Output all the material that follows, exactly as given.
━━━━━━━━━━━━━━━━
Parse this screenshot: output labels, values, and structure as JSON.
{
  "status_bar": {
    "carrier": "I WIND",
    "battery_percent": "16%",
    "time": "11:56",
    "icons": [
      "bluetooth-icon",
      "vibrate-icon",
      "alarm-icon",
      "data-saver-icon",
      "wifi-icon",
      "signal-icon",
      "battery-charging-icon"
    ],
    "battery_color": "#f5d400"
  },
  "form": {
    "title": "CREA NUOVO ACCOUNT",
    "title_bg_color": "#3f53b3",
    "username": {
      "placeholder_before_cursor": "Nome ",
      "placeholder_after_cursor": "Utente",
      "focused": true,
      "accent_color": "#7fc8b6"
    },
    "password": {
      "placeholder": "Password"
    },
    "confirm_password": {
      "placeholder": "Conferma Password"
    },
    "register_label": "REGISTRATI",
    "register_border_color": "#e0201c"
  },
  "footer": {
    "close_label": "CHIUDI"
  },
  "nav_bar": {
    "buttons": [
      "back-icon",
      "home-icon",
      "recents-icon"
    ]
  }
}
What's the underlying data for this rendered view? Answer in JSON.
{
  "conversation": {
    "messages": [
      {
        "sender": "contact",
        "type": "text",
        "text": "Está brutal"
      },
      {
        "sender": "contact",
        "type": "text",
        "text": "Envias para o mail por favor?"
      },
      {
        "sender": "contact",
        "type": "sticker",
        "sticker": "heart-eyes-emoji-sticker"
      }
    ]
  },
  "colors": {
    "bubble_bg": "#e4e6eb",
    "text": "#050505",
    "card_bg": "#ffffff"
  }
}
━━━━━━━━━━━━━━━━
Complete answer -
Parse this screenshot: output labels, values, and structure as JSON.
{
  "status_bar": {
    "carrier": "I WIND",
    "battery_percent": "16%",
    "time": "11:56",
    "icons": [
      "bluetooth-icon",
      "vibrate-icon",
      "alarm-icon",
      "data-saver-icon",
      "wifi-icon",
      "signal-icon",
      "battery-charging-icon"
    ],
    "battery_color": "#f5d400"
  },
  "form": {
    "title": "CREA NUOVO ACCOUNT",
    "title_bg_color": "#3f53b3",
    "username": {
      "placeholder_before_cursor": "Nome ",
      "placeholder_after_cursor": "Utente",
      "focused": true,
      "accent_color": "#7fc8b6"
    },
    "password": {
      "placeholder": "Password"
    },
    "confirm_password": {
      "placeholder": "Conferma Password"
    },
    "register_label": "REGISTRATI",
    "register_border_color": "#e0201c"
  },
  "footer": {
    "close_label": "CHIUDI"
  },
  "nav_bar": {
    "buttons": [
      "back-icon",
      "home-icon",
      "recents-icon"
    ]
  }
}
What's the underlying data for this rendered view? Answer in JSON.
{
  "conversation": {
    "messages": [
      {
        "sender": "contact",
        "type": "text",
        "text": "Está brutal"
      },
      {
        "sender": "contact",
        "type": "text",
        "text": "Envias para o mail por favor?"
      },
      {
        "sender": "contact",
        "type": "sticker",
        "sticker": "heart-eyes-emoji-sticker"
      }
    ]
  },
  "colors": {
    "bubble_bg": "#e4e6eb",
    "text": "#050505",
    "card_bg": "#ffffff"
  }
}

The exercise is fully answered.